▶ Task instructions:
a - In the passage on negative political ads, what is the title of the book John Geer published in 2006?
b - Condense the paragraph beginning "A good defender of attack ads is hard to find" from the passage on negative political ads into a short bulleted list that keeps its main facts.
c - Pick up the passage on negative political ads after its final sentence and continue writing it.

▶ Passage shown:

- - -

All polite political society, regardless of party, deplores the negative ads that soon proliferated in the television age, as do voters in poll after poll. (Americans vocally abhor porn, too, even as they ravenously consume it.) “Negative advertising is the crack cocaine of politics” is the much-repeated maxim of the former Democratic senator Tom Daschle. In the aftermath of Booker’s admonishment of Obama, Ed Rendell, the pugnacious former Democratic governor of Pennsylvania, claimed with a straight face that “if you’re in this business, none of us like negative ads.” Attack ads do “little to further beneficial debate and healthy political dialogue,” according to McCain, whose 2008 campaign outdid the Democrats in its percentage of negative ads, if not in quantity. (Remember “Celebrity,” his spot likening Obama to Paris Hilton and Britney Spears?) Even Lee Atwater, the George H.W. Bush political Svengali who inspired the racist Willie Horton ad, among other attacks swamping Michael Dukakis in 1988, wrote a 1991 deathbed mea culpa apologizing for the “naked cruelty” of that campaign. No less a patron saint of the liberal media Establishment than Ben Brad­lee would in retrospect condemn LBJ’s “Daisy” spot as “a fucking outrage.”

A good defender of attack ads is hard to find—aside from those political consultants who gorge financially on the media buys that put those ads on the air. One exception is John Geer, a political-science professor at Vanderbilt whose In Defense of Negativity, published in 2006, may be the last, and possibly the only, serious word on the subject. In defiance of the whither-democracy laments of such fellow academic authorities as Kathleen Hall Jamieson (the author of Dirty Politics [1992]) and Thomas Patterson (The Vanishing Voter [2002]), Geer chastises all the doomsayers for being “so worried about ‘civility’ in campaigns.” He argues not just that “democracy can survive negativity” but that “without negativity, no nation can credibly think of itself as democratic.” He points out, as others have, that negative ads tend to be more accurate than positive ads—a low bar, to be sure—and contain more news that voters can use. Mike Murphy, the irrepressible GOP political operative and wit, agrees. “We have a joke in the business,” he told Geer, that “the only difference between negative and positive ads is that negative ads have facts in them.”

- - -

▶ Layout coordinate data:

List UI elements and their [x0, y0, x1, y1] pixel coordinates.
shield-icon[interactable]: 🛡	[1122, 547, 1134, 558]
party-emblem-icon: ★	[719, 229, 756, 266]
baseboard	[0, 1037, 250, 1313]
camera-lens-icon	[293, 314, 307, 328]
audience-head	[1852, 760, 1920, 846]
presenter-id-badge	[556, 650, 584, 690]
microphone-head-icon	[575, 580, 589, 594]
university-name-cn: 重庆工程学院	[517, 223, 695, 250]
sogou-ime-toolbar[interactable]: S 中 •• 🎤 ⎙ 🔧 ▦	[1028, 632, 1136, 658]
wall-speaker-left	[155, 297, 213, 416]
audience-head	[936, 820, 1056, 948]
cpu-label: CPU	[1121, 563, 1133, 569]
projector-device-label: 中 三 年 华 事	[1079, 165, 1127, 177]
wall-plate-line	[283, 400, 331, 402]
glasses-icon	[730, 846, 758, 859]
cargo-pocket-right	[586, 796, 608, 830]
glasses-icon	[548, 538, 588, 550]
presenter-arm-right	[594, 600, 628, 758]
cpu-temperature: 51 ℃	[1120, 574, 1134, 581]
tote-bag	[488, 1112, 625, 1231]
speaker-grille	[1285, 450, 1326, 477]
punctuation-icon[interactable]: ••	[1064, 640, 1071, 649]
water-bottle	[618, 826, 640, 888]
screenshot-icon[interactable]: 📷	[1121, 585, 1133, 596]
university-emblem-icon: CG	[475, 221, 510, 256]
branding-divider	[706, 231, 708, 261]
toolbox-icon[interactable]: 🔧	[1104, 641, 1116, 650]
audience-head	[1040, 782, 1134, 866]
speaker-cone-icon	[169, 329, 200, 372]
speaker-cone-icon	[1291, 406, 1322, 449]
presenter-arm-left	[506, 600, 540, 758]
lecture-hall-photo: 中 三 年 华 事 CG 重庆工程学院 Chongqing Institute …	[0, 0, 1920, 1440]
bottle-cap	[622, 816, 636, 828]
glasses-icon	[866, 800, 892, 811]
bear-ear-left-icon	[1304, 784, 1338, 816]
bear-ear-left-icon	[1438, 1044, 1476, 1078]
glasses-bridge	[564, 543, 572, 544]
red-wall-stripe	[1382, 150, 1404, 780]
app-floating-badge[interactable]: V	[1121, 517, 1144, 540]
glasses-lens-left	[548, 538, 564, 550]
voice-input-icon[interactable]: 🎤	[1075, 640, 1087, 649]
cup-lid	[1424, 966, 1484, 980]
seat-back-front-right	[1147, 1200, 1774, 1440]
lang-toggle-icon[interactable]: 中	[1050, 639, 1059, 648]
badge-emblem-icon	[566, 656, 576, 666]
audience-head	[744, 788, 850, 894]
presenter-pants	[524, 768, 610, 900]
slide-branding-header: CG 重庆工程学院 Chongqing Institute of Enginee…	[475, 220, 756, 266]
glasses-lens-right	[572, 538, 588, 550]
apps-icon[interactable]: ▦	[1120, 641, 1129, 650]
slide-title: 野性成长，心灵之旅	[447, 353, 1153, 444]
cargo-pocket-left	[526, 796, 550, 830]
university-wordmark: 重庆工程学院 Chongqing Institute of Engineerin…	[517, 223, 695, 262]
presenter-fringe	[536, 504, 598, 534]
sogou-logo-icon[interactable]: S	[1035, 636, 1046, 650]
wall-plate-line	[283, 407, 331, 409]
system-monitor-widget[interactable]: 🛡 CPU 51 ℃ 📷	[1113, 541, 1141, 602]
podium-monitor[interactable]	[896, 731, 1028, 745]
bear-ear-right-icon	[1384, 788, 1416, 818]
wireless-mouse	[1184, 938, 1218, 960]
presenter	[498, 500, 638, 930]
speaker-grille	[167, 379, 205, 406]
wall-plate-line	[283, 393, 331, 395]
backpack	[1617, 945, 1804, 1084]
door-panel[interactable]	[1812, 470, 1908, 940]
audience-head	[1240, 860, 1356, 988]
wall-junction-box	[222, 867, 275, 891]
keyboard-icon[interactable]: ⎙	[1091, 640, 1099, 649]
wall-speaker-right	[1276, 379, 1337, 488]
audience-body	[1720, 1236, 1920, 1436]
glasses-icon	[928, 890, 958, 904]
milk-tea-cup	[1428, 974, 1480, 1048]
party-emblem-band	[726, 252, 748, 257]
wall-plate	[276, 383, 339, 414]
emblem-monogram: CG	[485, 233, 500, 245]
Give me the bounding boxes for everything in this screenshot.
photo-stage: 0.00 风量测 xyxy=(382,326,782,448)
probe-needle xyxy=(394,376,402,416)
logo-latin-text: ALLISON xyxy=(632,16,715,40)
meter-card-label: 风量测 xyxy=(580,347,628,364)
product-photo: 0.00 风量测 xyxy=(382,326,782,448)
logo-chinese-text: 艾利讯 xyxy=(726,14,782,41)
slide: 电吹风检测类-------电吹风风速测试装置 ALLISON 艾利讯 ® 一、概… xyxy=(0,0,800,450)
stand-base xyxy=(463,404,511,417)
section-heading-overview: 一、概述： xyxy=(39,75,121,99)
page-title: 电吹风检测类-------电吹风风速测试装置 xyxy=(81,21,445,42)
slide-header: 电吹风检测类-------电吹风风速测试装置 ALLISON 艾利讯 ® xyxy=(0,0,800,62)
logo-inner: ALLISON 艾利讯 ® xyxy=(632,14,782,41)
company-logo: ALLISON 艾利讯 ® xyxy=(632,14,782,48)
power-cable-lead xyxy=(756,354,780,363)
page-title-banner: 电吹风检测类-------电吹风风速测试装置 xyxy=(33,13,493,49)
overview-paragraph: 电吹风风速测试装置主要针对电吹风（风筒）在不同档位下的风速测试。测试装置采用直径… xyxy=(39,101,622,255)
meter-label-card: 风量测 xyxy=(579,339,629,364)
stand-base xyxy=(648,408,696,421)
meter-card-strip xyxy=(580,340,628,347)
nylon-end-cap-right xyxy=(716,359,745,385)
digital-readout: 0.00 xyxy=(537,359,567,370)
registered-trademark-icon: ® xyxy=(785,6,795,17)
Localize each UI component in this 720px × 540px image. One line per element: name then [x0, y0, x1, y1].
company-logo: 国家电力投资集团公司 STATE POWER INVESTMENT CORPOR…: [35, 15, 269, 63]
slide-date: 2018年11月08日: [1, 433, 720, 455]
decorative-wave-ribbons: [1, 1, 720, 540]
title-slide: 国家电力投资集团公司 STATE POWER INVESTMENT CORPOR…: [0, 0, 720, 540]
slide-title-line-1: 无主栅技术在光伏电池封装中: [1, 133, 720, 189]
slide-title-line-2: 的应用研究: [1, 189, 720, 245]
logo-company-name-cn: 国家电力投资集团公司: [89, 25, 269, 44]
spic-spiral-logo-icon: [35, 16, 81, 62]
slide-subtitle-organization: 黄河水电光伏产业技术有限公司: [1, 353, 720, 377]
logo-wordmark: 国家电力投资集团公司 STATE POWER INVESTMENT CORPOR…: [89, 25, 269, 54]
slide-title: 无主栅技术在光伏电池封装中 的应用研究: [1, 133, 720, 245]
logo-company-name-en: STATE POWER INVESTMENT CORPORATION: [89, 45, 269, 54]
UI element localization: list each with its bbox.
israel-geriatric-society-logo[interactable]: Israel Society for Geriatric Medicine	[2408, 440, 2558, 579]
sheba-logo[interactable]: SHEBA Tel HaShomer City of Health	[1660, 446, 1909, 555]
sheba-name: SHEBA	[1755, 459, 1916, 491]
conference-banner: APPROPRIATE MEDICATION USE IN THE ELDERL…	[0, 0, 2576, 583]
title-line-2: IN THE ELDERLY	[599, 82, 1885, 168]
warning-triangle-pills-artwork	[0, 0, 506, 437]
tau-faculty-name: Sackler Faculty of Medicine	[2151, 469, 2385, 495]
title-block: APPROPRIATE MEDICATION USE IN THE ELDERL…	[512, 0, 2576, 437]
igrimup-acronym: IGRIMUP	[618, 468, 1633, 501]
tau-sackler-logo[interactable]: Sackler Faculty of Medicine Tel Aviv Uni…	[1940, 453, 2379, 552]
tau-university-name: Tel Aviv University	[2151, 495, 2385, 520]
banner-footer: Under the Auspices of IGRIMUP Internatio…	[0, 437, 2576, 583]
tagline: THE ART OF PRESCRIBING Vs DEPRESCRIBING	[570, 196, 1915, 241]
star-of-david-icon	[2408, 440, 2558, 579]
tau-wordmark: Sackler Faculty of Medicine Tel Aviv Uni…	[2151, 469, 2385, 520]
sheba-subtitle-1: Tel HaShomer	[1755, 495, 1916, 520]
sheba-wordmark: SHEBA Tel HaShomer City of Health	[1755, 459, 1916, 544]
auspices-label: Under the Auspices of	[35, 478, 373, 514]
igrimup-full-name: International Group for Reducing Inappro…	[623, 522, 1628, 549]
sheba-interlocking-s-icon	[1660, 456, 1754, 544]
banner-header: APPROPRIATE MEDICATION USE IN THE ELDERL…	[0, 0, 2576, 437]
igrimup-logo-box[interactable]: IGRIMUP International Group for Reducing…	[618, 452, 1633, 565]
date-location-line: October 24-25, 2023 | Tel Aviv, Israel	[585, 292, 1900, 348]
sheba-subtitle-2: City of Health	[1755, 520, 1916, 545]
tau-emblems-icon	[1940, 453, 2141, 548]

- - -

▶ Replies:
a - In Defense of Negativity

b -
- Defenders of attack ads are rare, apart from political consultants who profit from the media buys that air them.
- One exception is John Geer, a Vanderbilt political-science professor whose 2006 book In Defense of Negativity may be the last, and possibly only, serious word on the subject.
- Geer opposes academics such as Kathleen Hall Jamieson (Dirty Politics, 1992) and Thomas Patterson (The Vanishing Voter, 2002), criticizing doomsayers for being "so worried about 'civility' in campaigns."
- He argues that "without negativity, no nation can credibly think of itself as democratic."
- He notes that negative ads tend to be more accurate than positive ones and contain more useful information for voters.
- GOP operative Mike Murphy agrees, joking that "the only difference between negative and positive ads is that negative ads have facts in them."

c -
Crunching the data, Geer discovers that the 1988 Dukakis-Bush campaign, widely regarded as the nadir of modern American political mudslinging, was not notably more negative than those before or after, and that, contrary to public perception and Atwater’s apology, Dukakis ran more negative ads than Bush did. “The advertising in 1988, despite all the claims, did not usher in a new era of American politics,” Geer writes. “It was the news media’s coverage that brought about a new era.” By his Nexis reckoning, there was a fourfold increase in the number of articles on campaign negativity in the Times and Washington Post from 1984 (8) to 1988 (32). It was in 1988 that a national magazine (Newsweek) first ran a cover story on negative political ads, and it was also that year that a candidate (Dukakis) first ran an attack ad attacking attack ads. Dukakis’s innovation remains in vogue today. Hardly had Obama’s Bain ad made its debut last month when Karl Rove’s super-PAC, American Crossroads, ran an attack ad attacking Obama for making attack ads (complete with the useful, repurposed sound bites from Booker and Schieffer)—no mean stunt coming from the man who benefited from the Swift Boating of Kerry only eight years ago.

Geer’s research also indicates that attack ads are in every way bipartisan: Democrats and Republicans have deployed them in roughly equal measure (as have election winners and losers). They are always accompanied by positive spots. Even the most famous hit jobs—Willie Horton, Dukakis in a tank, “Daisy”—did not determine the outcome of elections so much as cement their drift. Bush 41 didn’t start running his negative ads until September 1988, which was after polling found him overtaking Dukakis. LBJ was well ahead of Goldwater from the get-go but went for broke because he wanted a mandate by landslide (which he got) to complete the New Deal (which, under the Great Society rubric, he largely did).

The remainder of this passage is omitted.